» Work to do: Every record should be repeated exactly, except that pictures are left out.

Stored records:

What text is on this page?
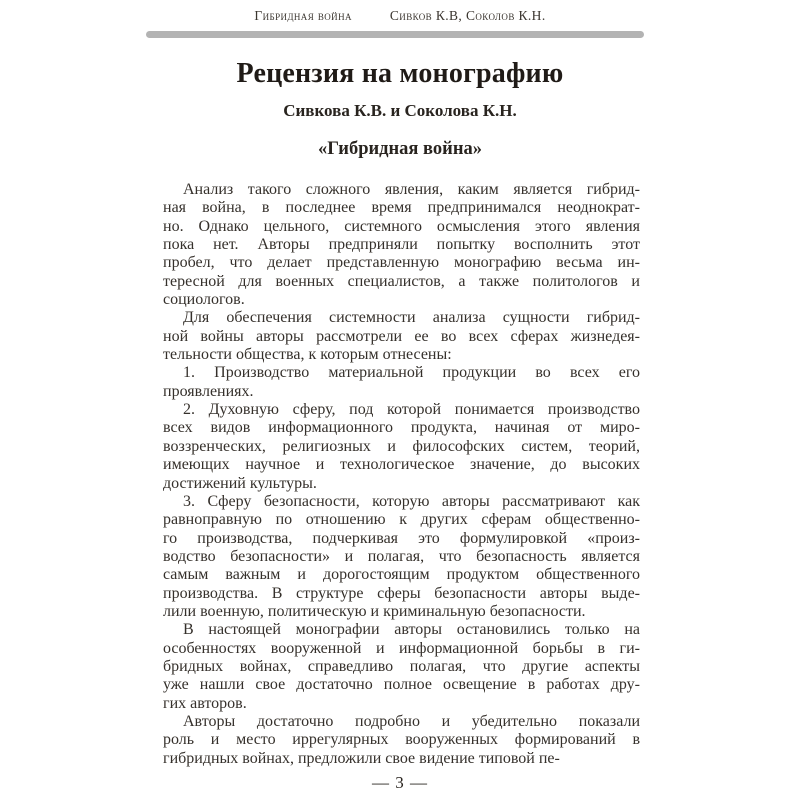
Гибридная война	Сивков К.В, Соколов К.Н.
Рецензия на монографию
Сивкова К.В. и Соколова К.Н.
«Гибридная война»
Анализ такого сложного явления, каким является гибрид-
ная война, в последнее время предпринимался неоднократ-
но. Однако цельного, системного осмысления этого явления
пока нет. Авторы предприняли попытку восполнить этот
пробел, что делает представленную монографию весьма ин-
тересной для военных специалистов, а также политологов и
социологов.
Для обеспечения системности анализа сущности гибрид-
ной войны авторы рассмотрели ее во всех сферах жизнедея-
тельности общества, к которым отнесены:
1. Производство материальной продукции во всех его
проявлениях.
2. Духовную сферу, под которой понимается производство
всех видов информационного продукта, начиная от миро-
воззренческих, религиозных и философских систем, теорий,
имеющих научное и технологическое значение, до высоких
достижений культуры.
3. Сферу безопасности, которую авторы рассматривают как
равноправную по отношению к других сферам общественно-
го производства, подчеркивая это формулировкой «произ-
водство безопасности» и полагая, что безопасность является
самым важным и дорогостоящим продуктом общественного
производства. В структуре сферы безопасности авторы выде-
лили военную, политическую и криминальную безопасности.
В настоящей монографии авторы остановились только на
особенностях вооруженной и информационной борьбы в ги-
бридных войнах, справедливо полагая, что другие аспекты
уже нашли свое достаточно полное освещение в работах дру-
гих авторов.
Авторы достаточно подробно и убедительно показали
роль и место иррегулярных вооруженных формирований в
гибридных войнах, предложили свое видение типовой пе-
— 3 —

» Answer to this task:
What text is on this page?
Гибридная война	Сивков К.В, Соколов К.Н.
Рецензия на монографию
Сивкова К.В. и Соколова К.Н.
«Гибридная война»
Анализ такого сложного явления, каким является гибрид-
ная война, в последнее время предпринимался неоднократ-
но. Однако цельного, системного осмысления этого явления
пока нет. Авторы предприняли попытку восполнить этот
пробел, что делает представленную монографию весьма ин-
тересной для военных специалистов, а также политологов и
социологов.
Для обеспечения системности анализа сущности гибрид-
ной войны авторы рассмотрели ее во всех сферах жизнедея-
тельности общества, к которым отнесены:
1. Производство материальной продукции во всех его
проявлениях.
2. Духовную сферу, под которой понимается производство
всех видов информационного продукта, начиная от миро-
воззренческих, религиозных и философских систем, теорий,
имеющих научное и технологическое значение, до высоких
достижений культуры.
3. Сферу безопасности, которую авторы рассматривают как
равноправную по отношению к других сферам общественно-
го производства, подчеркивая это формулировкой «произ-
водство безопасности» и полагая, что безопасность является
самым важным и дорогостоящим продуктом общественного
производства. В структуре сферы безопасности авторы выде-
лили военную, политическую и криминальную безопасности.
В настоящей монографии авторы остановились только на
особенностях вооруженной и информационной борьбы в ги-
бридных войнах, справедливо полагая, что другие аспекты
уже нашли свое достаточно полное освещение в работах дру-
гих авторов.
Авторы достаточно подробно и убедительно показали
роль и место иррегулярных вооруженных формирований в
гибридных войнах, предложили свое видение типовой пе-
— 3 —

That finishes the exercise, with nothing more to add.